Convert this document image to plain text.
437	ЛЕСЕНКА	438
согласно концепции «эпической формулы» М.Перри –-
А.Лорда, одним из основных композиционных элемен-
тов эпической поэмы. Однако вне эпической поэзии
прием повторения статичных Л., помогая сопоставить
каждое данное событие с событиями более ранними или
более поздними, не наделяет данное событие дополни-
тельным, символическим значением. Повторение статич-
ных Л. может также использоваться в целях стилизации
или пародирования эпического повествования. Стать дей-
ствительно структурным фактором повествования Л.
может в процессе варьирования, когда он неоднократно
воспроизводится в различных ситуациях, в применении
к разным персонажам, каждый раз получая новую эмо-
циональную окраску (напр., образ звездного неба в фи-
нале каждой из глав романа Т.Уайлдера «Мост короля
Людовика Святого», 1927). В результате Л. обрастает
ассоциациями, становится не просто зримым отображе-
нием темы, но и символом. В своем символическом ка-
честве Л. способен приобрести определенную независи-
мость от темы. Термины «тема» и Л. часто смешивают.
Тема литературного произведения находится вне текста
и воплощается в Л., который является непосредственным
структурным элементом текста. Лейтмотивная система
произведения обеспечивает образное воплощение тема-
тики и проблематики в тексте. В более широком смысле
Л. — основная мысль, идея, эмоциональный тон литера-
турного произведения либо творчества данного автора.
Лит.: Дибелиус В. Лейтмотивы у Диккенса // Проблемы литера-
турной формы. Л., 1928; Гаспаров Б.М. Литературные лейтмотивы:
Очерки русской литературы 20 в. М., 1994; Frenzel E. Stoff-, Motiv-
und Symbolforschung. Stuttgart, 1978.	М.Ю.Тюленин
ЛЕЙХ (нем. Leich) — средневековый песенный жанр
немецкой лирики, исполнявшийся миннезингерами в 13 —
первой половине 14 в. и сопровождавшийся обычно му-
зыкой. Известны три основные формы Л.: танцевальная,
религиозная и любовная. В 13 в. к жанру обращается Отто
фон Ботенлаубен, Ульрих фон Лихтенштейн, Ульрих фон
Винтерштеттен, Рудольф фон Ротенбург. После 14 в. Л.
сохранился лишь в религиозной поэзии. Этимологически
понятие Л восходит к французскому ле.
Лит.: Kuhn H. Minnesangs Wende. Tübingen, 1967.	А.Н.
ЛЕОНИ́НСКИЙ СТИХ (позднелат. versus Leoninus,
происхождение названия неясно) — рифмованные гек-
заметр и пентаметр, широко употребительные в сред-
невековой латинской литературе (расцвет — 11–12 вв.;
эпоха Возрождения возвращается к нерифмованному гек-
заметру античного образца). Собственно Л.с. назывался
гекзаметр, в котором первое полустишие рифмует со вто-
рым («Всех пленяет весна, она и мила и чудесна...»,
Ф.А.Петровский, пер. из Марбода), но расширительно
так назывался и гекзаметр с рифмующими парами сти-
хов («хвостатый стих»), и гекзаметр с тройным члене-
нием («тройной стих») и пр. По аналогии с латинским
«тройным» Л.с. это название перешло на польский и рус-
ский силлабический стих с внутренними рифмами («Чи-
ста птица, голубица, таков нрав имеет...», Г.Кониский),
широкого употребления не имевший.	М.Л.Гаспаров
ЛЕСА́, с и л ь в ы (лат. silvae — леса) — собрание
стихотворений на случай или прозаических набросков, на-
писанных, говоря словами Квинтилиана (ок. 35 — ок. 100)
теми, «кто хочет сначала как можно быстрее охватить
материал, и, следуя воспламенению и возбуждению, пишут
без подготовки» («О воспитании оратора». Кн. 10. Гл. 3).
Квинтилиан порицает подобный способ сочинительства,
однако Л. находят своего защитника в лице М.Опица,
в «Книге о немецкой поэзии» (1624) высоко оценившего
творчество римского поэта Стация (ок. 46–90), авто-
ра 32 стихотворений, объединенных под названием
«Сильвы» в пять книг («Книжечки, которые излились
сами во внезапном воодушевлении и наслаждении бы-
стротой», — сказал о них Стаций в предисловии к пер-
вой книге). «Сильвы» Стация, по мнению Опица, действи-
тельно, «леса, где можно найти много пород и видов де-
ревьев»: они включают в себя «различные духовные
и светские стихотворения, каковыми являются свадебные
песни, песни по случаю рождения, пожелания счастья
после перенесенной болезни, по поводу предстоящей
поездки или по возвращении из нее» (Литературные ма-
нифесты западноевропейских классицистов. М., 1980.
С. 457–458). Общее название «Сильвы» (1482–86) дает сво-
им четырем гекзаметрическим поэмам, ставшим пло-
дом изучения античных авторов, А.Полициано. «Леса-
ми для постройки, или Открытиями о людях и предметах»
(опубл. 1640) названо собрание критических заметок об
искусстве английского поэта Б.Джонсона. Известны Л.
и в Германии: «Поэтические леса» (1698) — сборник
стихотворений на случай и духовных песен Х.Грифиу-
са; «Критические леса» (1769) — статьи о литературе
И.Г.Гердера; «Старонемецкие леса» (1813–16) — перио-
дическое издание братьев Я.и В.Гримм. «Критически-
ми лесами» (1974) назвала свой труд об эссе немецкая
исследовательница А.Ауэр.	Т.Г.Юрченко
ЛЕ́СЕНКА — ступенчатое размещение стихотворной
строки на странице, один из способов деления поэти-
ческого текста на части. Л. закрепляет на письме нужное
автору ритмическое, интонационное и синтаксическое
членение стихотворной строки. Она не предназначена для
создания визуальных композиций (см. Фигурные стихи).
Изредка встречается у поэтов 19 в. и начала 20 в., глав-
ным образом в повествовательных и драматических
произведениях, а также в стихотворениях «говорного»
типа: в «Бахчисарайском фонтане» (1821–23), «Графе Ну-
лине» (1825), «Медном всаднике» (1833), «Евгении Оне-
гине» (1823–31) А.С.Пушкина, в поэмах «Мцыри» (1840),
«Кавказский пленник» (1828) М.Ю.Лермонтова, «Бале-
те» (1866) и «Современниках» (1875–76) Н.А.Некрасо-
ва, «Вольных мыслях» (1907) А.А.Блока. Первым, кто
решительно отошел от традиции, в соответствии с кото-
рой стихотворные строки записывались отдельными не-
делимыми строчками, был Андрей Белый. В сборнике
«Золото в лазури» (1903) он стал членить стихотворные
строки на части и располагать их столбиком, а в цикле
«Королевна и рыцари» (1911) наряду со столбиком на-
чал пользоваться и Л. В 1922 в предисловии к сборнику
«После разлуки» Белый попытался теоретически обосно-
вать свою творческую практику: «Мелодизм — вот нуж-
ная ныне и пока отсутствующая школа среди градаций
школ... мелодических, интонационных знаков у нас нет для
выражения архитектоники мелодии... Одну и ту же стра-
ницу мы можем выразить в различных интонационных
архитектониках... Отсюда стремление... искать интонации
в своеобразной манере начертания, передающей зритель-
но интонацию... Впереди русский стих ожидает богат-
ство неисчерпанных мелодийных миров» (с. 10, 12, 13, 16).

________________________________________

## [THE REQUEST]
Produce an exact copy of the whole listing.

## [RESPONSE BELOW]
Convert this document image to plain text.
437	ЛЕСЕНКА	438
согласно концепции «эпической формулы» М.Перри –-
А.Лорда, одним из основных композиционных элемен-
тов эпической поэмы. Однако вне эпической поэзии
прием повторения статичных Л., помогая сопоставить
каждое данное событие с событиями более ранними или
более поздними, не наделяет данное событие дополни-
тельным, символическим значением. Повторение статич-
ных Л. может также использоваться в целях стилизации
или пародирования эпического повествования. Стать дей-
ствительно структурным фактором повествования Л.
может в процессе варьирования, когда он неоднократно
воспроизводится в различных ситуациях, в применении
к разным персонажам, каждый раз получая новую эмо-
циональную окраску (напр., образ звездного неба в фи-
нале каждой из глав романа Т.Уайлдера «Мост короля
Людовика Святого», 1927). В результате Л. обрастает
ассоциациями, становится не просто зримым отображе-
нием темы, но и символом. В своем символическом ка-
честве Л. способен приобрести определенную независи-
мость от темы. Термины «тема» и Л. часто смешивают.
Тема литературного произведения находится вне текста
и воплощается в Л., который является непосредственным
структурным элементом текста. Лейтмотивная система
произведения обеспечивает образное воплощение тема-
тики и проблематики в тексте. В более широком смысле
Л. — основная мысль, идея, эмоциональный тон литера-
турного произведения либо творчества данного автора.
Лит.: Дибелиус В. Лейтмотивы у Диккенса // Проблемы литера-
турной формы. Л., 1928; Гаспаров Б.М. Литературные лейтмотивы:
Очерки русской литературы 20 в. М., 1994; Frenzel E. Stoff-, Motiv-
und Symbolforschung. Stuttgart, 1978.	М.Ю.Тюленин
ЛЕЙХ (нем. Leich) — средневековый песенный жанр
немецкой лирики, исполнявшийся миннезингерами в 13 —
первой половине 14 в. и сопровождавшийся обычно му-
зыкой. Известны три основные формы Л.: танцевальная,
религиозная и любовная. В 13 в. к жанру обращается Отто
фон Ботенлаубен, Ульрих фон Лихтенштейн, Ульрих фон
Винтерштеттен, Рудольф фон Ротенбург. После 14 в. Л.
сохранился лишь в религиозной поэзии. Этимологически
понятие Л восходит к французскому ле.
Лит.: Kuhn H. Minnesangs Wende. Tübingen, 1967.	А.Н.
ЛЕОНИ́НСКИЙ СТИХ (позднелат. versus Leoninus,
происхождение названия неясно) — рифмованные гек-
заметр и пентаметр, широко употребительные в сред-
невековой латинской литературе (расцвет — 11–12 вв.;
эпоха Возрождения возвращается к нерифмованному гек-
заметру античного образца). Собственно Л.с. назывался
гекзаметр, в котором первое полустишие рифмует со вто-
рым («Всех пленяет весна, она и мила и чудесна...»,
Ф.А.Петровский, пер. из Марбода), но расширительно
так назывался и гекзаметр с рифмующими парами сти-
хов («хвостатый стих»), и гекзаметр с тройным члене-
нием («тройной стих») и пр. По аналогии с латинским
«тройным» Л.с. это название перешло на польский и рус-
ский силлабический стих с внутренними рифмами («Чи-
ста птица, голубица, таков нрав имеет...», Г.Кониский),
широкого употребления не имевший.	М.Л.Гаспаров
ЛЕСА́, с и л ь в ы (лат. silvae — леса) — собрание
стихотворений на случай или прозаических набросков, на-
писанных, говоря словами Квинтилиана (ок. 35 — ок. 100)
теми, «кто хочет сначала как можно быстрее охватить
материал, и, следуя воспламенению и возбуждению, пишут
без подготовки» («О воспитании оратора». Кн. 10. Гл. 3).
Квинтилиан порицает подобный способ сочинительства,
однако Л. находят своего защитника в лице М.Опица,
в «Книге о немецкой поэзии» (1624) высоко оценившего
творчество римского поэта Стация (ок. 46–90), авто-
ра 32 стихотворений, объединенных под названием
«Сильвы» в пять книг («Книжечки, которые излились
сами во внезапном воодушевлении и наслаждении бы-
стротой», — сказал о них Стаций в предисловии к пер-
вой книге). «Сильвы» Стация, по мнению Опица, действи-
тельно, «леса, где можно найти много пород и видов де-
ревьев»: они включают в себя «различные духовные
и светские стихотворения, каковыми являются свадебные
песни, песни по случаю рождения, пожелания счастья
после перенесенной болезни, по поводу предстоящей
поездки или по возвращении из нее» (Литературные ма-
нифесты западноевропейских классицистов. М., 1980.
С. 457–458). Общее название «Сильвы» (1482–86) дает сво-
им четырем гекзаметрическим поэмам, ставшим пло-
дом изучения античных авторов, А.Полициано. «Леса-
ми для постройки, или Открытиями о людях и предметах»
(опубл. 1640) названо собрание критических заметок об
искусстве английского поэта Б.Джонсона. Известны Л.
и в Германии: «Поэтические леса» (1698) — сборник
стихотворений на случай и духовных песен Х.Грифиу-
са; «Критические леса» (1769) — статьи о литературе
И.Г.Гердера; «Старонемецкие леса» (1813–16) — перио-
дическое издание братьев Я.и В.Гримм. «Критически-
ми лесами» (1974) назвала свой труд об эссе немецкая
исследовательница А.Ауэр.	Т.Г.Юрченко
ЛЕ́СЕНКА — ступенчатое размещение стихотворной
строки на странице, один из способов деления поэти-
ческого текста на части. Л. закрепляет на письме нужное
автору ритмическое, интонационное и синтаксическое
членение стихотворной строки. Она не предназначена для
создания визуальных композиций (см. Фигурные стихи).
Изредка встречается у поэтов 19 в. и начала 20 в., глав-
ным образом в повествовательных и драматических
произведениях, а также в стихотворениях «говорного»
типа: в «Бахчисарайском фонтане» (1821–23), «Графе Ну-
лине» (1825), «Медном всаднике» (1833), «Евгении Оне-
гине» (1823–31) А.С.Пушкина, в поэмах «Мцыри» (1840),
«Кавказский пленник» (1828) М.Ю.Лермонтова, «Бале-
те» (1866) и «Современниках» (1875–76) Н.А.Некрасо-
ва, «Вольных мыслях» (1907) А.А.Блока. Первым, кто
решительно отошел от традиции, в соответствии с кото-
рой стихотворные строки записывались отдельными не-
делимыми строчками, был Андрей Белый. В сборнике
«Золото в лазури» (1903) он стал членить стихотворные
строки на части и располагать их столбиком, а в цикле
«Королевна и рыцари» (1911) наряду со столбиком на-
чал пользоваться и Л. В 1922 в предисловии к сборнику
«После разлуки» Белый попытался теоретически обосно-
вать свою творческую практику: «Мелодизм — вот нуж-
ная ныне и пока отсутствующая школа среди градаций
школ... мелодических, интонационных знаков у нас нет для
выражения архитектоники мелодии... Одну и ту же стра-
ницу мы можем выразить в различных интонационных
архитектониках... Отсюда стремление... искать интонации
в своеобразной манере начертания, передающей зритель-
но интонацию... Впереди русский стих ожидает богат-
ство неисчерпанных мелодийных миров» (с. 10, 12, 13, 16).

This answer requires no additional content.